_THE TASK_
Look for "Girl" in the listing below. Gather each line that contains it.

_RECORD LIST_
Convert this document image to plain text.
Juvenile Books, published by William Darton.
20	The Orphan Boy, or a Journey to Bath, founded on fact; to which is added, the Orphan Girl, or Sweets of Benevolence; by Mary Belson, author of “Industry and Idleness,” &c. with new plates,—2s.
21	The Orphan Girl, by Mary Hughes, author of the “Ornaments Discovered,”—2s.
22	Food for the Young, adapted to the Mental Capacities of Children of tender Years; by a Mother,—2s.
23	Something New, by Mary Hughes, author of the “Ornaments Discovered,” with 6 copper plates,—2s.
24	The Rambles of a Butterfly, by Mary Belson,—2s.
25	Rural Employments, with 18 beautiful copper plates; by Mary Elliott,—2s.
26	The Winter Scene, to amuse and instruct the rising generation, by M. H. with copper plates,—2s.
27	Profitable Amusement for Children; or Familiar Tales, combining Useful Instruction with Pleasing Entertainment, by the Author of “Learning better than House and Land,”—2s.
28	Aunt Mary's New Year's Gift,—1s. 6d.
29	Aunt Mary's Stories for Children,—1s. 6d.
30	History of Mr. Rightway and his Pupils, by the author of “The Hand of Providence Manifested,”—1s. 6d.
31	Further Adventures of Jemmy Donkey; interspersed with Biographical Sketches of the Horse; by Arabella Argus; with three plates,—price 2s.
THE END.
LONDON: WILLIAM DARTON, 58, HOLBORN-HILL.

_SOLVED EXERCISE_
20	The Orphan Boy, or a Journey to Bath, founded on fact; to which is added, the Orphan Girl, or Sweets of Benevolence; by Mary Belson, author of “Industry and Idleness,” &c. with new plates,—2s.
21	The Orphan Girl, by Mary Hughes, author of the “Ornaments Discovered,”—2s.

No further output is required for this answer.